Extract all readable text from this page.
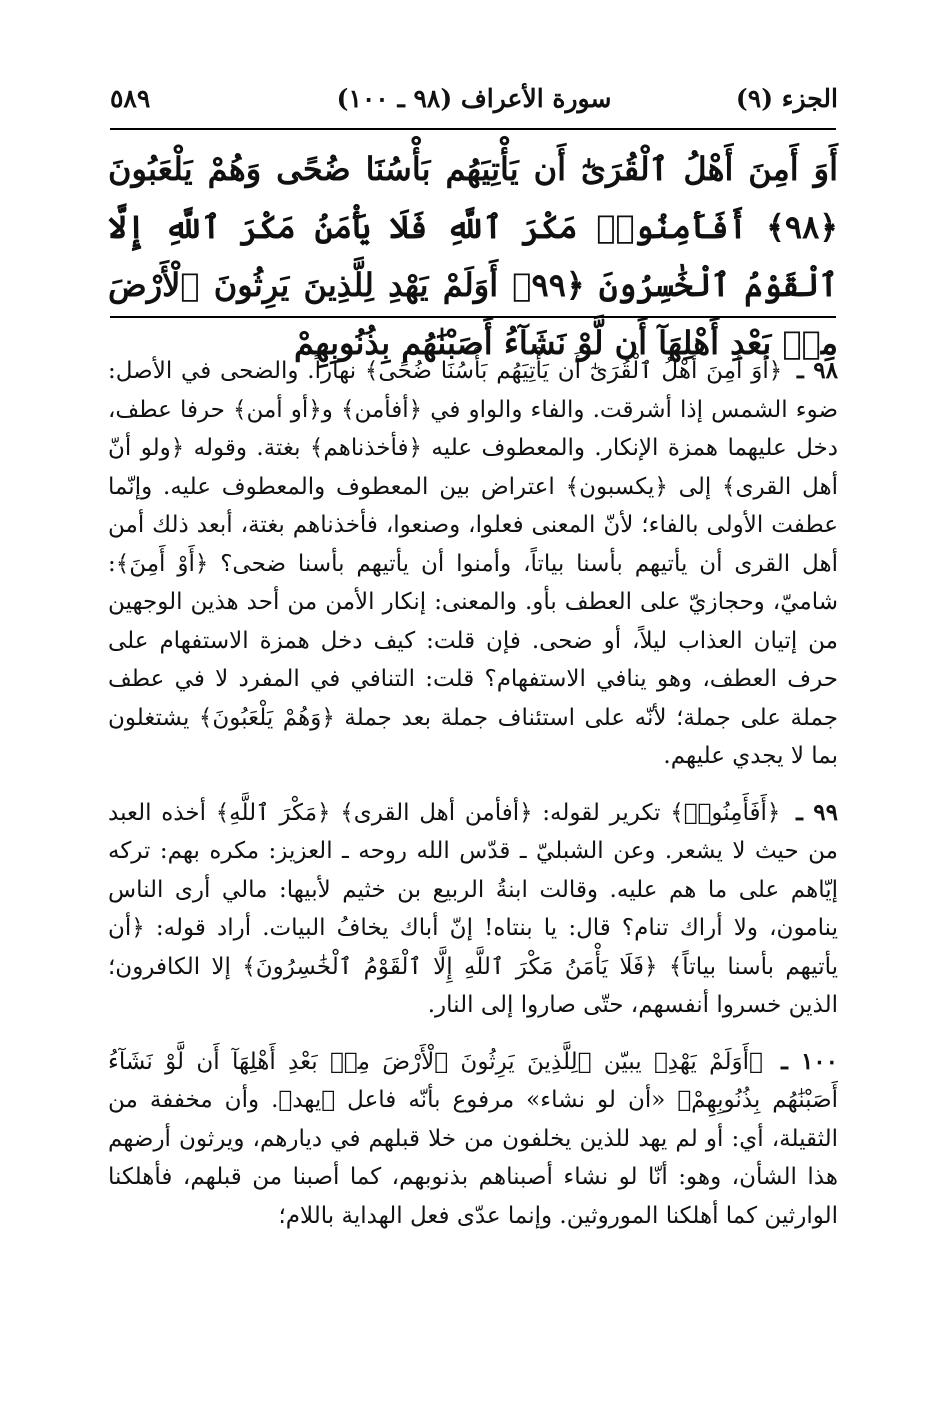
الجزء (٩)
سورة الأعراف (٩٨ ـ ١٠٠)
٥٨٩
أَوَ أَمِنَ أَهْلُ ٱلْقُرَىٰٓ أَن يَأْتِيَهُم بَأْسُنَا ضُحًى وَهُمْ يَلْعَبُونَ ﴿٩٨﴾ أَفَأَمِنُوا۟ مَكْرَ ٱللَّهِ فَلَا يَأْمَنُ مَكْرَ ٱللَّهِ إِلَّا ٱلْقَوْمُ ٱلْخَٰسِرُونَ ﴿٩٩﴾ أَوَلَمْ يَهْدِ لِلَّذِينَ يَرِثُونَ ٱلْأَرْضَ مِنۢ بَعْدِ أَهْلِهَآ أَن لَّوْ نَشَآءُ أَصَبْنَٰهُم بِذُنُوبِهِمْ

٩٨ ـ ﴿أَوَ أَمِنَ أَهْلُ ٱلْقُرَىٰٓ أَن يَأْتِيَهُم بَأْسُنَا ضُحًى﴾ نهاراً. والضحى في الأصل: ضوء الشمس إذا أشرقت. والفاء والواو في ﴿أفأمن﴾ و﴿أو أمن﴾ حرفا عطف، دخل عليهما همزة الإنكار. والمعطوف عليه ﴿فأخذناهم﴾ بغتة. وقوله ﴿ولو أنّ أهل القرى﴾ إلى ﴿يكسبون﴾ اعتراض بين المعطوف والمعطوف عليه. وإنّما عطفت الأولى بالفاء؛ لأنّ المعنى فعلوا، وصنعوا، فأخذناهم بغتة، أبعد ذلك أمن أهل القرى أن يأتيهم بأسنا بياتاً، وأمنوا أن يأتيهم بأسنا ضحى؟ ﴿أَوْ أَمِنَ﴾: شاميّ، وحجازيّ على العطف بأو. والمعنى: إنكار الأمن من أحد هذين الوجهين من إتيان العذاب ليلاً، أو ضحى. فإن قلت: كيف دخل همزة الاستفهام على حرف العطف، وهو ينافي الاستفهام؟ قلت: التنافي في المفرد لا في عطف جملة على جملة؛ لأنّه على استئناف جملة بعد جملة ﴿وَهُمْ يَلْعَبُونَ﴾ يشتغلون بما لا يجدي عليهم.

٩٩ ـ ﴿أَفَأَمِنُوا۟﴾ تكرير لقوله: ﴿أفأمن أهل القرى﴾ ﴿مَكْرَ ٱللَّهِ﴾ أخذه العبد من حيث لا يشعر. وعن الشبليّ ـ قدّس الله روحه ـ العزيز: مكره بهم: تركه إيّاهم على ما هم عليه. وقالت ابنةُ الربيع بن خثيم لأبيها: مالي أرى الناس ينامون، ولا أراك تنام؟ قال: يا بنتاه! إنّ أباك يخافُ البيات. أراد قوله: ﴿أن يأتيهم بأسنا بياتاً﴾ ﴿فَلَا يَأْمَنُ مَكْرَ ٱللَّهِ إِلَّا ٱلْقَوْمُ ٱلْخَٰسِرُونَ﴾ إلا الكافرون؛ الذين خسروا أنفسهم، حتّى صاروا إلى النار.

١٠٠ ـ ﴿أَوَلَمْ يَهْدِ﴾ يبيّن ﴿لِلَّذِينَ يَرِثُونَ ٱلْأَرْضَ مِنۢ بَعْدِ أَهْلِهَآ أَن لَّوْ نَشَآءُ أَصَبْنَٰهُم بِذُنُوبِهِمْ﴾ «أن لو نشاء» مرفوع بأنّه فاعل ﴿يهد﴾. وأن مخففة من الثقيلة، أي: أو لم يهد للذين يخلفون من خلا قبلهم في ديارهم، ويرثون أرضهم هذا الشأن، وهو: أنّا لو نشاء أصبناهم بذنوبهم، كما أصبنا من قبلهم، فأهلكنا الوارثين كما أهلكنا الموروثين. وإنما عدّى فعل الهداية باللام؛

|---|

Repeat the entries exactly. Pictures are excluded from the copy.

● **Answer to the problem**:
Extract all readable text from this page.
الجزء (٩)
سورة الأعراف (٩٨ ـ ١٠٠)
٥٨٩
أَوَ أَمِنَ أَهْلُ ٱلْقُرَىٰٓ أَن يَأْتِيَهُم بَأْسُنَا ضُحًى وَهُمْ يَلْعَبُونَ ﴿٩٨﴾ أَفَأَمِنُوا۟ مَكْرَ ٱللَّهِ فَلَا يَأْمَنُ مَكْرَ ٱللَّهِ إِلَّا ٱلْقَوْمُ ٱلْخَٰسِرُونَ ﴿٩٩﴾ أَوَلَمْ يَهْدِ لِلَّذِينَ يَرِثُونَ ٱلْأَرْضَ مِنۢ بَعْدِ أَهْلِهَآ أَن لَّوْ نَشَآءُ أَصَبْنَٰهُم بِذُنُوبِهِمْ

٩٨ ـ ﴿أَوَ أَمِنَ أَهْلُ ٱلْقُرَىٰٓ أَن يَأْتِيَهُم بَأْسُنَا ضُحًى﴾ نهاراً. والضحى في الأصل: ضوء الشمس إذا أشرقت. والفاء والواو في ﴿أفأمن﴾ و﴿أو أمن﴾ حرفا عطف، دخل عليهما همزة الإنكار. والمعطوف عليه ﴿فأخذناهم﴾ بغتة. وقوله ﴿ولو أنّ أهل القرى﴾ إلى ﴿يكسبون﴾ اعتراض بين المعطوف والمعطوف عليه. وإنّما عطفت الأولى بالفاء؛ لأنّ المعنى فعلوا، وصنعوا، فأخذناهم بغتة، أبعد ذلك أمن أهل القرى أن يأتيهم بأسنا بياتاً، وأمنوا أن يأتيهم بأسنا ضحى؟ ﴿أَوْ أَمِنَ﴾: شاميّ، وحجازيّ على العطف بأو. والمعنى: إنكار الأمن من أحد هذين الوجهين من إتيان العذاب ليلاً، أو ضحى. فإن قلت: كيف دخل همزة الاستفهام على حرف العطف، وهو ينافي الاستفهام؟ قلت: التنافي في المفرد لا في عطف جملة على جملة؛ لأنّه على استئناف جملة بعد جملة ﴿وَهُمْ يَلْعَبُونَ﴾ يشتغلون بما لا يجدي عليهم.

٩٩ ـ ﴿أَفَأَمِنُوا۟﴾ تكرير لقوله: ﴿أفأمن أهل القرى﴾ ﴿مَكْرَ ٱللَّهِ﴾ أخذه العبد من حيث لا يشعر. وعن الشبليّ ـ قدّس الله روحه ـ العزيز: مكره بهم: تركه إيّاهم على ما هم عليه. وقالت ابنةُ الربيع بن خثيم لأبيها: مالي أرى الناس ينامون، ولا أراك تنام؟ قال: يا بنتاه! إنّ أباك يخافُ البيات. أراد قوله: ﴿أن يأتيهم بأسنا بياتاً﴾ ﴿فَلَا يَأْمَنُ مَكْرَ ٱللَّهِ إِلَّا ٱلْقَوْمُ ٱلْخَٰسِرُونَ﴾ إلا الكافرون؛ الذين خسروا أنفسهم، حتّى صاروا إلى النار.

١٠٠ ـ ﴿أَوَلَمْ يَهْدِ﴾ يبيّن ﴿لِلَّذِينَ يَرِثُونَ ٱلْأَرْضَ مِنۢ بَعْدِ أَهْلِهَآ أَن لَّوْ نَشَآءُ أَصَبْنَٰهُم بِذُنُوبِهِمْ﴾ «أن لو نشاء» مرفوع بأنّه فاعل ﴿يهد﴾. وأن مخففة من الثقيلة، أي: أو لم يهد للذين يخلفون من خلا قبلهم في ديارهم، ويرثون أرضهم هذا الشأن، وهو: أنّا لو نشاء أصبناهم بذنوبهم، كما أصبنا من قبلهم، فأهلكنا الوارثين كما أهلكنا الموروثين. وإنما عدّى فعل الهداية باللام؛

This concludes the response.